» **WRITTEN PROBLEM**
Copy each line in the data that includes the word "object".

[Records that describe figures]
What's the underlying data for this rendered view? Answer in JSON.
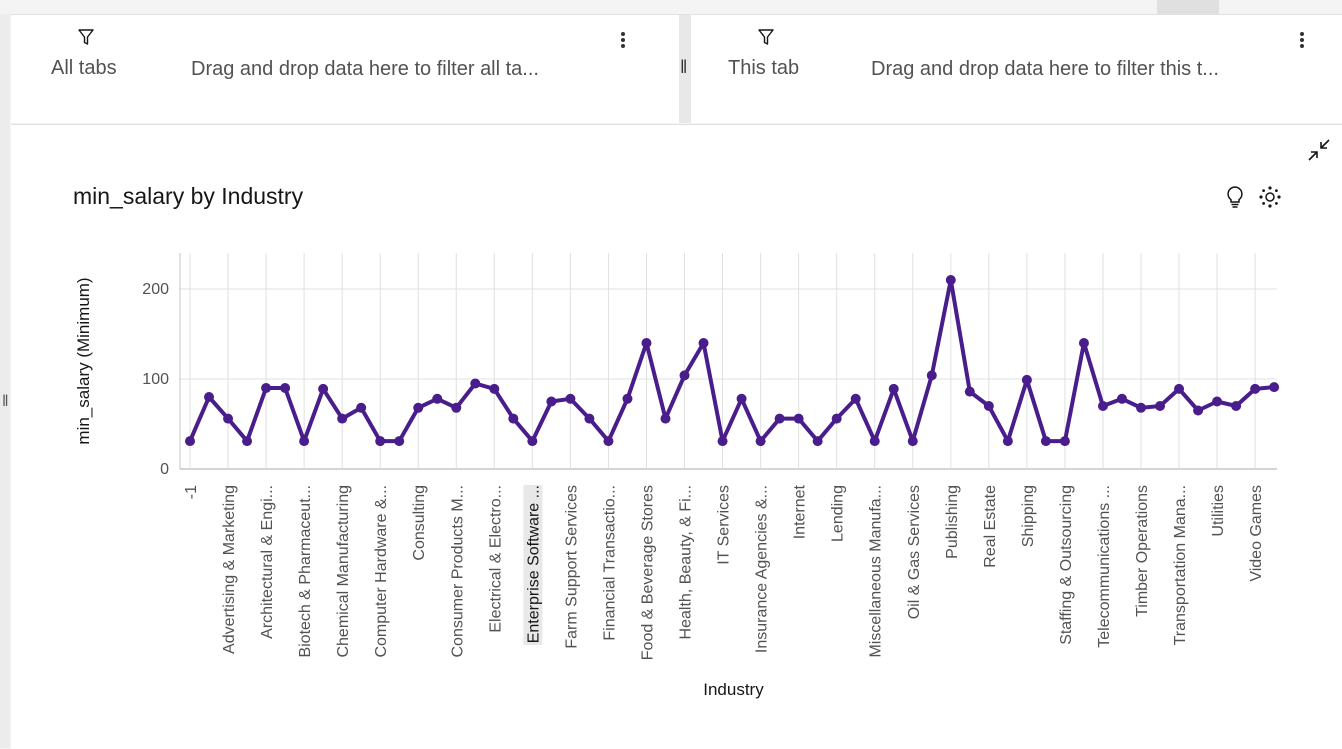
{
  "filters": {
    "all_tabs": {
      "title": "All tabs",
      "drop_text": "Drag and drop data here to filter all ta..."
    },
    "this_tab": {
      "title": "This tab",
      "drop_text": "Drag and drop data here to filter this t..."
    }
  },
  "icons": {
    "filter": "funnel-icon",
    "more": "overflow-menu-icon",
    "collapse": "minimize-icon",
    "insight": "lightbulb-icon",
    "settings": "ai-settings-icon"
  },
  "colors": {
    "series": "#491d8b",
    "grid": "#e0e0e0",
    "axis": "#8d8d8d",
    "highlight": "#e8e8e8"
  },
  "widget": {
    "title": "min_salary by Industry"
  },
  "chart_data": {
    "type": "line",
    "xlabel": "Industry",
    "ylabel": "min_salary (Minimum)",
    "ylim": [
      0,
      240
    ],
    "yticks": [
      0,
      100,
      200
    ],
    "grid": true,
    "highlighted_category": "Enterprise Software ...",
    "categories": [
      "-1",
      "",
      "Advertising & Marketing",
      "",
      "Architectural & Engi...",
      "",
      "Biotech & Pharmaceut...",
      "",
      "Chemical Manufacturing",
      "",
      "Computer Hardware &...",
      "",
      "Consulting",
      "",
      "Consumer Products M...",
      "",
      "Electrical & Electro...",
      "",
      "Enterprise Software ...",
      "",
      "Farm Support Services",
      "",
      "Financial Transactio...",
      "",
      "Food & Beverage Stores",
      "",
      "Health, Beauty, & Fi...",
      "",
      "IT Services",
      "",
      "Insurance Agencies &...",
      "",
      "Internet",
      "",
      "Lending",
      "",
      "Miscellaneous Manufa...",
      "",
      "Oil & Gas Services",
      "",
      "Publishing",
      "",
      "Real Estate",
      "",
      "Shipping",
      "",
      "Staffing & Outsourcing",
      "",
      "Telecommunications ...",
      "",
      "Timber Operations",
      "",
      "Transportation Mana...",
      "",
      "Utilities",
      "",
      "Video Games",
      ""
    ],
    "values": [
      31,
      80,
      56,
      31,
      90,
      90,
      31,
      89,
      56,
      68,
      31,
      31,
      68,
      78,
      68,
      95,
      89,
      56,
      31,
      75,
      78,
      56,
      31,
      78,
      140,
      56,
      104,
      140,
      31,
      78,
      31,
      56,
      56,
      31,
      56,
      78,
      31,
      89,
      31,
      104,
      210,
      86,
      70,
      31,
      99,
      31,
      31,
      140,
      70,
      78,
      68,
      70,
      89,
      65,
      75,
      70,
      89,
      91
    ]
  }
}
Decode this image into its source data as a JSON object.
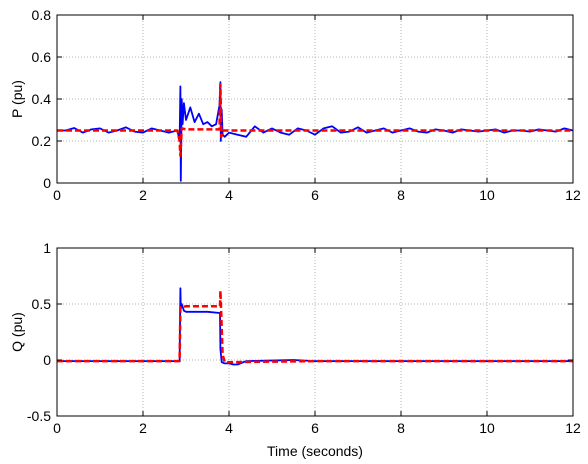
{
  "colors": {
    "measured": "#0000ff",
    "reference": "#ff0000",
    "grid": "#a0a0a0",
    "axes": "#000000"
  },
  "chart_data": [
    {
      "type": "line",
      "ylabel": "P (pu)",
      "xlabel": "",
      "xlim": [
        0,
        12
      ],
      "ylim": [
        0,
        0.8
      ],
      "xticks": [
        "0",
        "2",
        "4",
        "6",
        "8",
        "10",
        "12"
      ],
      "yticks": [
        "0",
        "0.2",
        "0.4",
        "0.6",
        "0.8"
      ],
      "grid": true,
      "series": [
        {
          "line_style": "solid",
          "color": "measured",
          "x": [
            0,
            0.2,
            0.4,
            0.6,
            0.8,
            1.0,
            1.2,
            1.4,
            1.6,
            1.8,
            2.0,
            2.2,
            2.4,
            2.6,
            2.8,
            2.85,
            2.87,
            2.88,
            2.9,
            2.92,
            2.95,
            3.0,
            3.1,
            3.2,
            3.3,
            3.4,
            3.5,
            3.6,
            3.7,
            3.78,
            3.8,
            3.81,
            3.83,
            3.85,
            3.9,
            4.0,
            4.2,
            4.4,
            4.6,
            4.8,
            5.0,
            5.2,
            5.4,
            5.6,
            5.8,
            6.0,
            6.2,
            6.4,
            6.6,
            6.8,
            7.0,
            7.2,
            7.4,
            7.6,
            7.8,
            8.0,
            8.2,
            8.4,
            8.6,
            8.8,
            9.0,
            9.2,
            9.4,
            9.6,
            9.8,
            10.0,
            10.2,
            10.4,
            10.6,
            10.8,
            11.0,
            11.2,
            11.4,
            11.6,
            11.8,
            12.0
          ],
          "y": [
            0.25,
            0.25,
            0.262,
            0.24,
            0.255,
            0.26,
            0.24,
            0.25,
            0.265,
            0.245,
            0.24,
            0.26,
            0.25,
            0.24,
            0.25,
            0.2,
            0.46,
            0.01,
            0.4,
            0.28,
            0.38,
            0.3,
            0.36,
            0.29,
            0.33,
            0.28,
            0.29,
            0.27,
            0.28,
            0.37,
            0.48,
            0.2,
            0.35,
            0.23,
            0.22,
            0.24,
            0.23,
            0.22,
            0.27,
            0.24,
            0.26,
            0.24,
            0.23,
            0.26,
            0.25,
            0.23,
            0.26,
            0.27,
            0.24,
            0.245,
            0.265,
            0.24,
            0.25,
            0.26,
            0.24,
            0.25,
            0.26,
            0.245,
            0.24,
            0.255,
            0.25,
            0.24,
            0.255,
            0.25,
            0.245,
            0.25,
            0.255,
            0.24,
            0.25,
            0.25,
            0.245,
            0.255,
            0.25,
            0.245,
            0.26,
            0.25
          ]
        },
        {
          "line_style": "dashed",
          "color": "reference",
          "x": [
            0,
            2.8,
            2.85,
            2.87,
            2.9,
            3.0,
            3.5,
            3.78,
            3.8,
            3.82,
            3.85,
            4.0,
            6.0,
            8.0,
            10.0,
            12.0
          ],
          "y": [
            0.25,
            0.25,
            0.2,
            0.13,
            0.26,
            0.255,
            0.255,
            0.255,
            0.47,
            0.22,
            0.25,
            0.25,
            0.25,
            0.25,
            0.25,
            0.25
          ]
        }
      ]
    },
    {
      "type": "line",
      "ylabel": "Q (pu)",
      "xlabel": "Time (seconds)",
      "xlim": [
        0,
        12
      ],
      "ylim": [
        -0.5,
        1
      ],
      "xticks": [
        "0",
        "2",
        "4",
        "6",
        "8",
        "10",
        "12"
      ],
      "yticks": [
        "-0.5",
        "0",
        "0.5",
        "1"
      ],
      "grid": true,
      "series": [
        {
          "line_style": "solid",
          "color": "measured",
          "x": [
            0,
            2.85,
            2.86,
            2.87,
            2.88,
            2.9,
            2.95,
            3.0,
            3.1,
            3.3,
            3.5,
            3.79,
            3.8,
            3.83,
            3.9,
            4.0,
            4.1,
            4.2,
            4.4,
            5.5,
            6.0,
            8.0,
            10.0,
            12.0
          ],
          "y": [
            -0.01,
            -0.01,
            0.3,
            0.64,
            0.46,
            0.5,
            0.44,
            0.43,
            0.43,
            0.43,
            0.43,
            0.42,
            0.1,
            -0.02,
            -0.03,
            -0.03,
            -0.04,
            -0.04,
            -0.01,
            0.0,
            -0.01,
            -0.01,
            -0.01,
            -0.01
          ]
        },
        {
          "line_style": "dashed",
          "color": "reference",
          "x": [
            0,
            2.85,
            2.87,
            2.9,
            3.0,
            3.5,
            3.79,
            3.8,
            3.82,
            3.85,
            3.9,
            4.0,
            6.0,
            8.0,
            10.0,
            12.0
          ],
          "y": [
            -0.01,
            -0.01,
            0.47,
            0.47,
            0.48,
            0.48,
            0.48,
            0.62,
            0.4,
            0.05,
            -0.02,
            -0.02,
            -0.01,
            -0.01,
            -0.01,
            -0.01
          ]
        }
      ]
    }
  ]
}
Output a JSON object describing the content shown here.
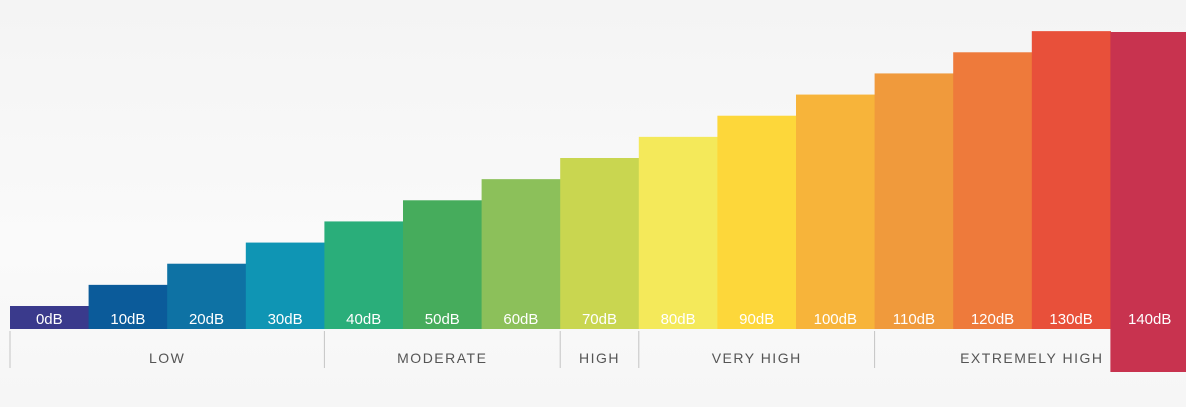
{
  "chart_data": {
    "type": "bar",
    "title": "",
    "xlabel": "",
    "ylabel": "",
    "categories": [
      "0dB",
      "10dB",
      "20dB",
      "30dB",
      "40dB",
      "50dB",
      "60dB",
      "70dB",
      "80dB",
      "90dB",
      "100dB",
      "110dB",
      "120dB",
      "130dB",
      "140dB"
    ],
    "values": [
      0,
      10,
      20,
      30,
      40,
      50,
      60,
      70,
      80,
      90,
      100,
      110,
      120,
      130,
      140
    ],
    "colors": [
      "#3a3a8c",
      "#0b5b9a",
      "#0e72a4",
      "#0f95b4",
      "#2aae7a",
      "#46ac5c",
      "#8cc05a",
      "#c9d650",
      "#f4e95a",
      "#fdd73a",
      "#f7b43a",
      "#f09a3c",
      "#ee7a3b",
      "#e8503a",
      "#c8334f"
    ],
    "groups": [
      {
        "label": "LOW",
        "from": 0,
        "to": 3
      },
      {
        "label": "MODERATE",
        "from": 4,
        "to": 6
      },
      {
        "label": "HIGH",
        "from": 7,
        "to": 7
      },
      {
        "label": "VERY HIGH",
        "from": 8,
        "to": 10
      },
      {
        "label": "EXTREMELY HIGH",
        "from": 11,
        "to": 14
      }
    ],
    "ylim": [
      0,
      140
    ],
    "grid": false,
    "legend": "none"
  }
}
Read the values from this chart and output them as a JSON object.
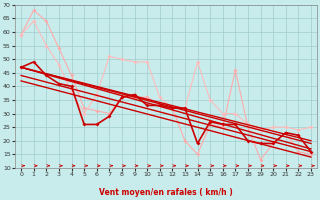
{
  "xlabel": "Vent moyen/en rafales ( km/h )",
  "xlim": [
    -0.5,
    23.5
  ],
  "ylim": [
    10,
    70
  ],
  "yticks": [
    10,
    15,
    20,
    25,
    30,
    35,
    40,
    45,
    50,
    55,
    60,
    65,
    70
  ],
  "xticks": [
    0,
    1,
    2,
    3,
    4,
    5,
    6,
    7,
    8,
    9,
    10,
    11,
    12,
    13,
    14,
    15,
    16,
    17,
    18,
    19,
    20,
    21,
    22,
    23
  ],
  "bg_color": "#c8ecec",
  "grid_color": "#a0cccc",
  "spine_color": "#cc0000",
  "series": [
    {
      "x": [
        0,
        1,
        2,
        3,
        4,
        5,
        6,
        7,
        8,
        9,
        10,
        11,
        12,
        13,
        14,
        15,
        16,
        17,
        18,
        19,
        20,
        21,
        22,
        23
      ],
      "y": [
        59,
        68,
        64,
        54,
        44,
        32,
        31,
        30,
        36,
        36,
        36,
        33,
        32,
        20,
        15,
        26,
        25,
        46,
        25,
        13,
        19,
        23,
        16,
        15
      ],
      "color": "#ffaaaa",
      "lw": 0.8,
      "marker": "D",
      "ms": 2.0,
      "zorder": 2
    },
    {
      "x": [
        0,
        1,
        2,
        3,
        4,
        5,
        6,
        7,
        8,
        9,
        10,
        11,
        12,
        13,
        14,
        15,
        16,
        17,
        18,
        19,
        20,
        21,
        22,
        23
      ],
      "y": [
        59,
        64,
        55,
        48,
        38,
        30,
        37,
        51,
        50,
        49,
        49,
        36,
        32,
        32,
        49,
        35,
        30,
        30,
        26,
        24,
        25,
        25,
        24,
        25
      ],
      "color": "#ffbbbb",
      "lw": 0.8,
      "marker": "D",
      "ms": 2.0,
      "zorder": 2
    },
    {
      "x": [
        0,
        1,
        2,
        3,
        4,
        5,
        6,
        7,
        8,
        9,
        10,
        11,
        12,
        13,
        14,
        15,
        16,
        17,
        18,
        19,
        20,
        21,
        22,
        23
      ],
      "y": [
        47,
        49,
        44,
        41,
        40,
        26,
        26,
        29,
        36,
        37,
        33,
        33,
        32,
        32,
        19,
        27,
        26,
        26,
        20,
        19,
        19,
        23,
        22,
        16
      ],
      "color": "#cc0000",
      "lw": 1.2,
      "marker": "D",
      "ms": 2.0,
      "zorder": 4
    },
    {
      "x": [
        0,
        23
      ],
      "y": [
        47,
        17
      ],
      "color": "#cc0000",
      "lw": 1.0,
      "marker": null,
      "ms": 0,
      "zorder": 3
    },
    {
      "x": [
        0,
        23
      ],
      "y": [
        47,
        19
      ],
      "color": "#cc0000",
      "lw": 1.0,
      "marker": null,
      "ms": 0,
      "zorder": 3
    },
    {
      "x": [
        0,
        23
      ],
      "y": [
        47,
        20
      ],
      "color": "#cc0000",
      "lw": 1.0,
      "marker": null,
      "ms": 0,
      "zorder": 3
    },
    {
      "x": [
        0,
        23
      ],
      "y": [
        44,
        16
      ],
      "color": "#cc0000",
      "lw": 1.0,
      "marker": null,
      "ms": 0,
      "zorder": 3
    },
    {
      "x": [
        0,
        23
      ],
      "y": [
        42,
        14
      ],
      "color": "#cc0000",
      "lw": 1.0,
      "marker": null,
      "ms": 0,
      "zorder": 3
    }
  ]
}
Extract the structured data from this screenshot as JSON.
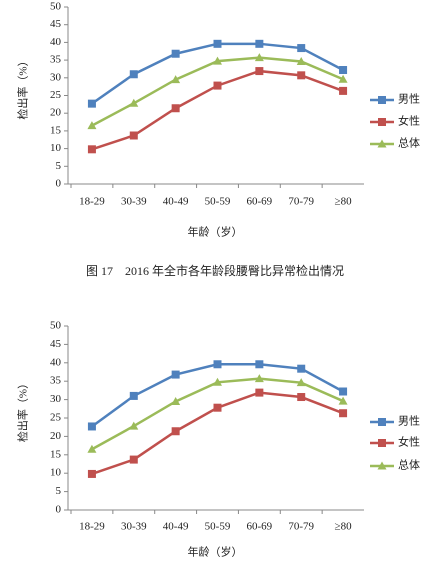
{
  "chart_data": [
    {
      "type": "line",
      "ylabel": "检出率（%）",
      "xlabel": "年龄（岁）",
      "caption": "图 17　2016 年全市各年龄段腰臀比异常检出情况",
      "categories": [
        "18-29",
        "30-39",
        "40-49",
        "50-59",
        "60-69",
        "70-79",
        "≥80"
      ],
      "ylim": [
        0,
        50
      ],
      "yticks": [
        0,
        5,
        10,
        15,
        20,
        25,
        30,
        35,
        40,
        45,
        50
      ],
      "legend": "right",
      "series": [
        {
          "name": "男性",
          "color": "#4f81bd",
          "marker": "square",
          "values": [
            22.7,
            31,
            36.8,
            39.6,
            39.6,
            38.4,
            32.2
          ]
        },
        {
          "name": "女性",
          "color": "#c0504d",
          "marker": "square",
          "values": [
            9.8,
            13.7,
            21.4,
            27.8,
            31.9,
            30.7,
            26.3
          ]
        },
        {
          "name": "总体",
          "color": "#9bbb59",
          "marker": "triangle",
          "values": [
            16.5,
            22.8,
            29.5,
            34.7,
            35.7,
            34.6,
            29.6
          ]
        }
      ]
    },
    {
      "type": "line",
      "ylabel": "检出率（%）",
      "xlabel": "年龄（岁）",
      "categories": [
        "18-29",
        "30-39",
        "40-49",
        "50-59",
        "60-69",
        "70-79",
        "≥80"
      ],
      "ylim": [
        0,
        50
      ],
      "yticks": [
        0,
        5,
        10,
        15,
        20,
        25,
        30,
        35,
        40,
        45,
        50
      ],
      "legend": "right",
      "series": [
        {
          "name": "男性",
          "color": "#4f81bd",
          "marker": "square",
          "values": [
            22.7,
            31,
            36.8,
            39.6,
            39.6,
            38.4,
            32.2
          ]
        },
        {
          "name": "女性",
          "color": "#c0504d",
          "marker": "square",
          "values": [
            9.8,
            13.7,
            21.4,
            27.8,
            31.9,
            30.7,
            26.3
          ]
        },
        {
          "name": "总体",
          "color": "#9bbb59",
          "marker": "triangle",
          "values": [
            16.5,
            22.8,
            29.5,
            34.7,
            35.7,
            34.6,
            29.6
          ]
        }
      ]
    }
  ]
}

» **RESPONSE**
Decode this image into its source data as a JSON object.
Output a JSON object describing the content shown here.
Read the values from this chart and output them as a JSON object.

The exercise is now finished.